Aim of the task:
Look below for the line with "What data populates". Extract that line and each one after it through the last, word for word.
┄┄┄┄┄┄┄┄┄┄┄┄┄┄┄┄┄┄┄┄
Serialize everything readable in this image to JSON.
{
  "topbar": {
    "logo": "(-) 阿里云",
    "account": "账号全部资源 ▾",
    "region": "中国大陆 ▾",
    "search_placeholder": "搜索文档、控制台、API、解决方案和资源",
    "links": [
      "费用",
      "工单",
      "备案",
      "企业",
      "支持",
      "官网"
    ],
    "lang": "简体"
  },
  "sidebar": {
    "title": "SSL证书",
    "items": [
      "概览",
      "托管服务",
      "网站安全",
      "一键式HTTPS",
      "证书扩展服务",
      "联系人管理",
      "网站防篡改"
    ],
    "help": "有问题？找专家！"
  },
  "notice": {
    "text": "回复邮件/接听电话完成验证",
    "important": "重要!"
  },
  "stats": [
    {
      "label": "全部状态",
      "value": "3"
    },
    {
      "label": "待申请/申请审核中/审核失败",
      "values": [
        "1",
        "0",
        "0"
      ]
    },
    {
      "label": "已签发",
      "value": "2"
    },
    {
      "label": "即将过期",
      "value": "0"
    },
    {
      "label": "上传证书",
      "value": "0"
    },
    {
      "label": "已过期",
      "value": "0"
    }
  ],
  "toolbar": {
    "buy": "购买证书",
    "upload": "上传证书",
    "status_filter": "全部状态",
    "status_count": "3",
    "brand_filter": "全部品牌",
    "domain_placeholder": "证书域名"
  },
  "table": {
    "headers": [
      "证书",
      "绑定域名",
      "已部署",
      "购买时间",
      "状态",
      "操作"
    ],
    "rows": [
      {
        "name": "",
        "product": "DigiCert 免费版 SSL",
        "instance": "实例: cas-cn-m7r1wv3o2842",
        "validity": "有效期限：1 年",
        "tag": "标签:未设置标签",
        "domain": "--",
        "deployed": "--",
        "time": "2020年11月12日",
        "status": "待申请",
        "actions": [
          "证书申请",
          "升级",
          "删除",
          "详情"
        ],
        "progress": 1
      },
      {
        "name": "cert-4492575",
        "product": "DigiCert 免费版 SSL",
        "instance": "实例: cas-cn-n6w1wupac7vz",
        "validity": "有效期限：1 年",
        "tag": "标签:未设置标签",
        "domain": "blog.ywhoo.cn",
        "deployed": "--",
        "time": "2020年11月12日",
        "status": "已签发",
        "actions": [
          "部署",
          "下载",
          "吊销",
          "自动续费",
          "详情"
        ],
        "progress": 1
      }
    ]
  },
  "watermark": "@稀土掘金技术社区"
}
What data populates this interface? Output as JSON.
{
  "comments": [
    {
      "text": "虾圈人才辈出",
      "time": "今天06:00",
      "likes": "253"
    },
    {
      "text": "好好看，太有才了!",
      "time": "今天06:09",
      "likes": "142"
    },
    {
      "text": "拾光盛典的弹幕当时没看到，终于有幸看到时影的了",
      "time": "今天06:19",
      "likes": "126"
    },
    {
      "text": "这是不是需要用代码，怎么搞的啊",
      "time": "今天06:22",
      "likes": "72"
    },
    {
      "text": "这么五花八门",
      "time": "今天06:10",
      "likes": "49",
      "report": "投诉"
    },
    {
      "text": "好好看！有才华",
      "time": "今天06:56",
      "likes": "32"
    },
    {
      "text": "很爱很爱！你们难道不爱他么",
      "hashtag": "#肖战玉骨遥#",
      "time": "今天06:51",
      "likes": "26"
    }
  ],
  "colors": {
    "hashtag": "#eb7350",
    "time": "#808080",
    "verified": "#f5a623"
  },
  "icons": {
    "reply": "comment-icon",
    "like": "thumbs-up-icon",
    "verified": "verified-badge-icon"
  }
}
┄┄┄┄┄┄┄┄┄┄┄┄┄┄┄┄┄┄┄┄
Response to the exercise:
What data populates this interface? Output as JSON.
{
  "comments": [
    {
      "text": "虾圈人才辈出",
      "time": "今天06:00",
      "likes": "253"
    },
    {
      "text": "好好看，太有才了!",
      "time": "今天06:09",
      "likes": "142"
    },
    {
      "text": "拾光盛典的弹幕当时没看到，终于有幸看到时影的了",
      "time": "今天06:19",
      "likes": "126"
    },
    {
      "text": "这是不是需要用代码，怎么搞的啊",
      "time": "今天06:22",
      "likes": "72"
    },
    {
      "text": "这么五花八门",
      "time": "今天06:10",
      "likes": "49",
      "report": "投诉"
    },
    {
      "text": "好好看！有才华",
      "time": "今天06:56",
      "likes": "32"
    },
    {
      "text": "很爱很爱！你们难道不爱他么",
      "hashtag": "#肖战玉骨遥#",
      "time": "今天06:51",
      "likes": "26"
    }
  ],
  "colors": {
    "hashtag": "#eb7350",
    "time": "#808080",
    "verified": "#f5a623"
  },
  "icons": {
    "reply": "comment-icon",
    "like": "thumbs-up-icon",
    "verified": "verified-badge-icon"
  }
}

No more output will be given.